-- START OF Task inputs --

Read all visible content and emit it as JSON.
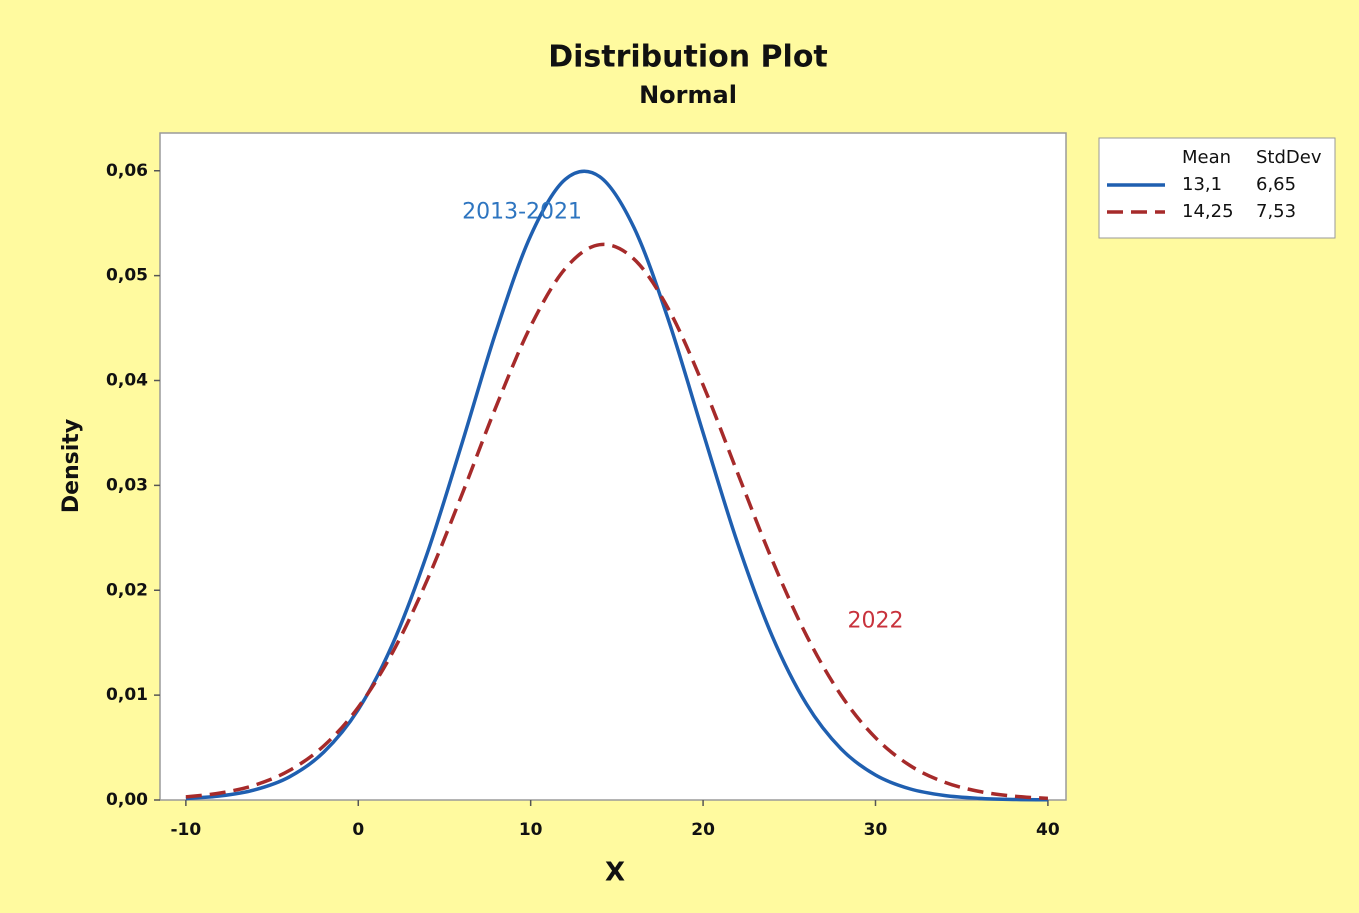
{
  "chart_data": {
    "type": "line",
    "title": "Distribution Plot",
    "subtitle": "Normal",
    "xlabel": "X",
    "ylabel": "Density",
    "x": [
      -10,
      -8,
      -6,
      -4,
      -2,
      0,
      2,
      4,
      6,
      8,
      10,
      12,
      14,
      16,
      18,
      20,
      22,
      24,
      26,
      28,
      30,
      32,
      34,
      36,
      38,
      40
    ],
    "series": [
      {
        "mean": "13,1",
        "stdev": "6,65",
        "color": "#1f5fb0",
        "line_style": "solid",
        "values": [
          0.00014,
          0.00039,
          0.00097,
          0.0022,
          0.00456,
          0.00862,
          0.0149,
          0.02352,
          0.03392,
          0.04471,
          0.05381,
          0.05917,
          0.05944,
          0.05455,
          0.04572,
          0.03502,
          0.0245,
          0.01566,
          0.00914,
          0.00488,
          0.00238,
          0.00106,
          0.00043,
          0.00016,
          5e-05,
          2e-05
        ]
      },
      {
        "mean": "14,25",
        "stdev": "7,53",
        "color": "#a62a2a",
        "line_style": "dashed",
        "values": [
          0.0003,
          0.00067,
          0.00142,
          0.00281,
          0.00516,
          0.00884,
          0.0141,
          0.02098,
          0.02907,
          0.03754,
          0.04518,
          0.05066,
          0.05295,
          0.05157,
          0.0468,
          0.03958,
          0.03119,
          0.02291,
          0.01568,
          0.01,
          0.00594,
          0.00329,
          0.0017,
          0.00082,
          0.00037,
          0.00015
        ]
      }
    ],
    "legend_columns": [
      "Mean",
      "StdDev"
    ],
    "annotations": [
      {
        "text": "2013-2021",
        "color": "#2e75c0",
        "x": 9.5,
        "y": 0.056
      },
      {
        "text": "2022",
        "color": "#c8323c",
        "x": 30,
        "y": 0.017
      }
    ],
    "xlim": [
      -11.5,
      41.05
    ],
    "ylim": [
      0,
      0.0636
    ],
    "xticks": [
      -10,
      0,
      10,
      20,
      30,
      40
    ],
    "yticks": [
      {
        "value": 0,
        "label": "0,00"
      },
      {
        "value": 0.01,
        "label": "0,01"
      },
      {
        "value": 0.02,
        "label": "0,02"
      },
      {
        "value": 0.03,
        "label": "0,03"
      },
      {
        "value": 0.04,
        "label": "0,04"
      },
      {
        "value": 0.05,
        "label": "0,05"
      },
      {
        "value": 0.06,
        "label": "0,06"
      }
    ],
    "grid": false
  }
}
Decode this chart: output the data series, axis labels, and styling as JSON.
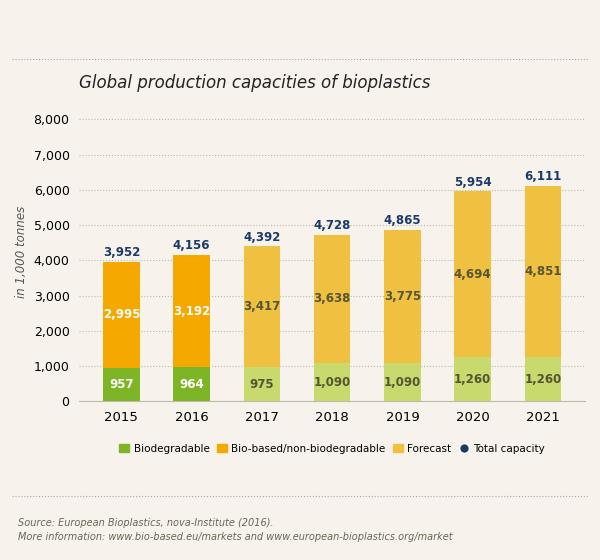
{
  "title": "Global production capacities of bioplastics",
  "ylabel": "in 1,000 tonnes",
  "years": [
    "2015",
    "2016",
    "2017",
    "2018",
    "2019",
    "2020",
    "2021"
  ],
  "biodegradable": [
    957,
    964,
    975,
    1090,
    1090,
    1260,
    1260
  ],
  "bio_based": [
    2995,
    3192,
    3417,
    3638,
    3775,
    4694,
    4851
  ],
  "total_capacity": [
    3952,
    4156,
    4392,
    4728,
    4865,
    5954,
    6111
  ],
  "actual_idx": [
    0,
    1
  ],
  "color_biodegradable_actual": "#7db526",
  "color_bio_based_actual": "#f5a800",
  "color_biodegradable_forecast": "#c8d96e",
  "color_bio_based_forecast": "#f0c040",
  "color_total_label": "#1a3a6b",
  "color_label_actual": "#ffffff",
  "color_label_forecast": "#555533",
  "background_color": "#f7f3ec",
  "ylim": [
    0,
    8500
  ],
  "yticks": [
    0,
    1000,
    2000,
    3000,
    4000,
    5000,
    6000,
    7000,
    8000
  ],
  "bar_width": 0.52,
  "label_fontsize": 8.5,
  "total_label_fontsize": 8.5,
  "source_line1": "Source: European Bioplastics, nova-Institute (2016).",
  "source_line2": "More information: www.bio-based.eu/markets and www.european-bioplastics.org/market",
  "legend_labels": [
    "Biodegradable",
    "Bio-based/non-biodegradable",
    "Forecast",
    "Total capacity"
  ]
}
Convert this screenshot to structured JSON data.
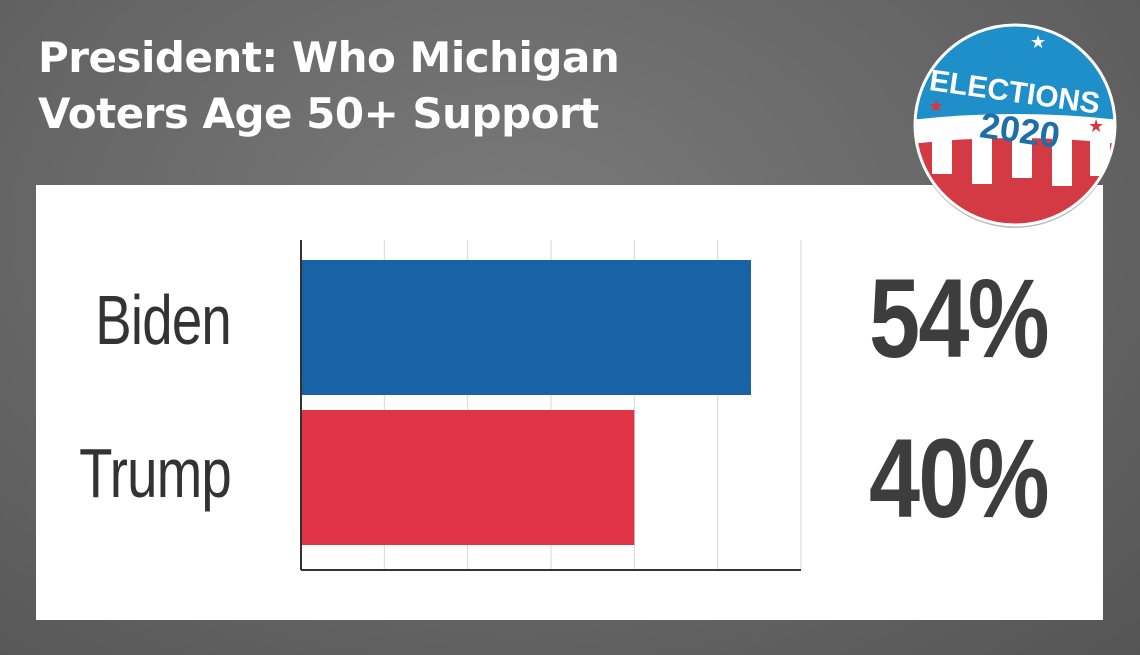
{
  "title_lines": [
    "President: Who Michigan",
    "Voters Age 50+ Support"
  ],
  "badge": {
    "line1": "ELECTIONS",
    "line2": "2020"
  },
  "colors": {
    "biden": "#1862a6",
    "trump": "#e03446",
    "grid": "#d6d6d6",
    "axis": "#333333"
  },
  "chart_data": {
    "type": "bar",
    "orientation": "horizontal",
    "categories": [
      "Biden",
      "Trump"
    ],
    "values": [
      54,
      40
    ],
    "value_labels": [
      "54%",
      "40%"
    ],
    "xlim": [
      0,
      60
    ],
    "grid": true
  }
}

-- END OF Task inputs --

Task prompt: Indicate how many lines of the material include the word "ylabel"; the number alone is required.

Output below: 2